- Do this:
Repeat each line exactly, leaving nothing out.

(Dataset items)
Begin

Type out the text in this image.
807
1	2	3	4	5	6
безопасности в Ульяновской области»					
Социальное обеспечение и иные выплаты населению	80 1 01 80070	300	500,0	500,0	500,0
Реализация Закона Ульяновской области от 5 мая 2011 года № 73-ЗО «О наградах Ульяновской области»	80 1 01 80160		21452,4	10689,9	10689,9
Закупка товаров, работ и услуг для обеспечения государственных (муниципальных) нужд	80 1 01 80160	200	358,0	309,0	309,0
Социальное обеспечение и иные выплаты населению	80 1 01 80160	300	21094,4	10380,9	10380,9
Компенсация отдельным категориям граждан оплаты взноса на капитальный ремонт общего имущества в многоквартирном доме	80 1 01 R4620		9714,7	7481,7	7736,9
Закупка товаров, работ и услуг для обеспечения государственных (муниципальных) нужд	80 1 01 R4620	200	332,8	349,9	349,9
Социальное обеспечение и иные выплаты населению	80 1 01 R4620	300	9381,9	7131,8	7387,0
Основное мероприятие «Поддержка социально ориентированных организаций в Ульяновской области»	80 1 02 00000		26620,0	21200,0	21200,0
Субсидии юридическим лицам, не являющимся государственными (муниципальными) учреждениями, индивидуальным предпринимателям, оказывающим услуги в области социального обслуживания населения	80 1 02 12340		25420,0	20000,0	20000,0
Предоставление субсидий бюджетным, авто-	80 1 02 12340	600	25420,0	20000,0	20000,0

End

- Exercise solution:
Type out the text in this image.
807
1	2	3	4	5	6
безопасности в Ульяновской области»					
Социальное обеспечение и иные выплаты населению	80 1 01 80070	300	500,0	500,0	500,0
Реализация Закона Ульяновской области от 5 мая 2011 года № 73-ЗО «О наградах Ульяновской области»	80 1 01 80160		21452,4	10689,9	10689,9
Закупка товаров, работ и услуг для обеспечения государственных (муниципальных) нужд	80 1 01 80160	200	358,0	309,0	309,0
Социальное обеспечение и иные выплаты населению	80 1 01 80160	300	21094,4	10380,9	10380,9
Компенсация отдельным категориям граждан оплаты взноса на капитальный ремонт общего имущества в многоквартирном доме	80 1 01 R4620		9714,7	7481,7	7736,9
Закупка товаров, работ и услуг для обеспечения государственных (муниципальных) нужд	80 1 01 R4620	200	332,8	349,9	349,9
Социальное обеспечение и иные выплаты населению	80 1 01 R4620	300	9381,9	7131,8	7387,0
Основное мероприятие «Поддержка социально ориентированных организаций в Ульяновской области»	80 1 02 00000		26620,0	21200,0	21200,0
Субсидии юридическим лицам, не являющимся государственными (муниципальными) учреждениями, индивидуальным предпринимателям, оказывающим услуги в области социального обслуживания населения	80 1 02 12340		25420,0	20000,0	20000,0
Предоставление субсидий бюджетным, авто-	80 1 02 12340	600	25420,0	20000,0	20000,0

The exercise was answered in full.